--- BEGIN Material provided ---

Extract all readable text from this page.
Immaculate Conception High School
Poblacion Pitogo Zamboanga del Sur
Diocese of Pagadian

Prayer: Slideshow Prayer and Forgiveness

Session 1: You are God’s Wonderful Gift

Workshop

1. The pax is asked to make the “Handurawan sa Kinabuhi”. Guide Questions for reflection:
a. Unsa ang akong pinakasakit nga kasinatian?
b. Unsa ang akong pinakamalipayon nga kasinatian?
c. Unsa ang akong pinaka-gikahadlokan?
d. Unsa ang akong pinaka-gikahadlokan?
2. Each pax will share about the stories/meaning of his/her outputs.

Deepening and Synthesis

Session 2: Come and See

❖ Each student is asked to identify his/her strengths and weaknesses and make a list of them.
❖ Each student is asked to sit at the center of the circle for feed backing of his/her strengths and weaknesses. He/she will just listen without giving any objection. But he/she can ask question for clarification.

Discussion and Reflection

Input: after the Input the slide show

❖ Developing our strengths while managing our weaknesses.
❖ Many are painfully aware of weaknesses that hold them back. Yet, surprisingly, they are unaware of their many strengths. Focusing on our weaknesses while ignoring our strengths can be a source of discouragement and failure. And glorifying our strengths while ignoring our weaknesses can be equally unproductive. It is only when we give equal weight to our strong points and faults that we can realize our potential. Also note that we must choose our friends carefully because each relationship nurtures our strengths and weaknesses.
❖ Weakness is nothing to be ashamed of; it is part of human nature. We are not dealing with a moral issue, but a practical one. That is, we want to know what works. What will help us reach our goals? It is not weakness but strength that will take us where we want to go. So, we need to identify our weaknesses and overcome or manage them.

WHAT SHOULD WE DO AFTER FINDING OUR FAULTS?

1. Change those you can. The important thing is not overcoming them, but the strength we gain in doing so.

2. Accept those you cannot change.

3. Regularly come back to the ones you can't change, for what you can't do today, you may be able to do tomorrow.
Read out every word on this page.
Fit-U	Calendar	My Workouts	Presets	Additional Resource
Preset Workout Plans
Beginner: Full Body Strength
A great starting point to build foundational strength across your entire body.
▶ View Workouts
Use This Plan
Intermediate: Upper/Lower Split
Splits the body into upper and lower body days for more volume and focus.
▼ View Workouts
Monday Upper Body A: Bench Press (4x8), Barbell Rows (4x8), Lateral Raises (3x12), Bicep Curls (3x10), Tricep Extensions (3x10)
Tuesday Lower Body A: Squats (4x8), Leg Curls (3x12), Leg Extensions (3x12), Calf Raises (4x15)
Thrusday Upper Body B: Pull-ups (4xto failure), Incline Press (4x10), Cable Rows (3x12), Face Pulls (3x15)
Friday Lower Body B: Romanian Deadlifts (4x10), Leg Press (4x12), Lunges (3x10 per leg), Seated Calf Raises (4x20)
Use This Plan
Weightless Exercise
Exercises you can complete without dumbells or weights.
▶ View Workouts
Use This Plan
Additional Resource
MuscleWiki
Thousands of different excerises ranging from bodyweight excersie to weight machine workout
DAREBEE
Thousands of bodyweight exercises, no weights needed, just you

--- END Material provided ---

* Required task
List the lines of the records where "Thousands" occurs.

* Result
Thousands of different excerises ranging from bodyweight excersie to weight machine workout
Thousands of bodyweight exercises, no weights needed, just you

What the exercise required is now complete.